[INFORMATION GIVEN start]

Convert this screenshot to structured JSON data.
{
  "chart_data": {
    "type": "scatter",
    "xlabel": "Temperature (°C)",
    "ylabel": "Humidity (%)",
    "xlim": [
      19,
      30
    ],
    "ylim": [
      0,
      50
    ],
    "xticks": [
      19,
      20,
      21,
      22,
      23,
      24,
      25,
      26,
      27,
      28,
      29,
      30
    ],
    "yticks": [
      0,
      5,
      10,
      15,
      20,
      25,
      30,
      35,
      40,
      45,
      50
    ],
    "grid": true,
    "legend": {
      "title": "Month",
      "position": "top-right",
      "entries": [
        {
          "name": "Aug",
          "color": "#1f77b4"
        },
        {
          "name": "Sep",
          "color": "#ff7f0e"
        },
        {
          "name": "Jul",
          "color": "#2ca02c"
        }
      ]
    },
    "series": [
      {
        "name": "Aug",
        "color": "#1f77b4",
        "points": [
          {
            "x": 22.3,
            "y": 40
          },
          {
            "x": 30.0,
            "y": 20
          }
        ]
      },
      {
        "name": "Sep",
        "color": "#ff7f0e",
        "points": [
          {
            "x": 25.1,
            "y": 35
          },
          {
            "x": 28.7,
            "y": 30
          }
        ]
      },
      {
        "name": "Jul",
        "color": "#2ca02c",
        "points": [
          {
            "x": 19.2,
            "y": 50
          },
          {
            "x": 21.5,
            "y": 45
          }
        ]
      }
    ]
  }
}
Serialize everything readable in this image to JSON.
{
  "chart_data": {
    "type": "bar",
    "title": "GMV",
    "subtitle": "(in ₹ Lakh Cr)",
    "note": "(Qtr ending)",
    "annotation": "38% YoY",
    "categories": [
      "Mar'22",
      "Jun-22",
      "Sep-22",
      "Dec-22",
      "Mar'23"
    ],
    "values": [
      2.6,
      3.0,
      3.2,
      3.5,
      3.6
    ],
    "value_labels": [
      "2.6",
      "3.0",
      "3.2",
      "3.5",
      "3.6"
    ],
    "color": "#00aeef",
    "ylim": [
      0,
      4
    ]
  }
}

[INFORMATION GIVEN end]

All of the material must be reproduced exactly.

Convert this screenshot to structured JSON data.
{
  "chart_data": {
    "type": "scatter",
    "xlabel": "Temperature (°C)",
    "ylabel": "Humidity (%)",
    "xlim": [
      19,
      30
    ],
    "ylim": [
      0,
      50
    ],
    "xticks": [
      19,
      20,
      21,
      22,
      23,
      24,
      25,
      26,
      27,
      28,
      29,
      30
    ],
    "yticks": [
      0,
      5,
      10,
      15,
      20,
      25,
      30,
      35,
      40,
      45,
      50
    ],
    "grid": true,
    "legend": {
      "title": "Month",
      "position": "top-right",
      "entries": [
        {
          "name": "Aug",
          "color": "#1f77b4"
        },
        {
          "name": "Sep",
          "color": "#ff7f0e"
        },
        {
          "name": "Jul",
          "color": "#2ca02c"
        }
      ]
    },
    "series": [
      {
        "name": "Aug",
        "color": "#1f77b4",
        "points": [
          {
            "x": 22.3,
            "y": 40
          },
          {
            "x": 30.0,
            "y": 20
          }
        ]
      },
      {
        "name": "Sep",
        "color": "#ff7f0e",
        "points": [
          {
            "x": 25.1,
            "y": 35
          },
          {
            "x": 28.7,
            "y": 30
          }
        ]
      },
      {
        "name": "Jul",
        "color": "#2ca02c",
        "points": [
          {
            "x": 19.2,
            "y": 50
          },
          {
            "x": 21.5,
            "y": 45
          }
        ]
      }
    ]
  }
}
Serialize everything readable in this image to JSON.
{
  "chart_data": {
    "type": "bar",
    "title": "GMV",
    "subtitle": "(in ₹ Lakh Cr)",
    "note": "(Qtr ending)",
    "annotation": "38% YoY",
    "categories": [
      "Mar'22",
      "Jun-22",
      "Sep-22",
      "Dec-22",
      "Mar'23"
    ],
    "values": [
      2.6,
      3.0,
      3.2,
      3.5,
      3.6
    ],
    "value_labels": [
      "2.6",
      "3.0",
      "3.2",
      "3.5",
      "3.6"
    ],
    "color": "#00aeef",
    "ylim": [
      0,
      4
    ]
  }
}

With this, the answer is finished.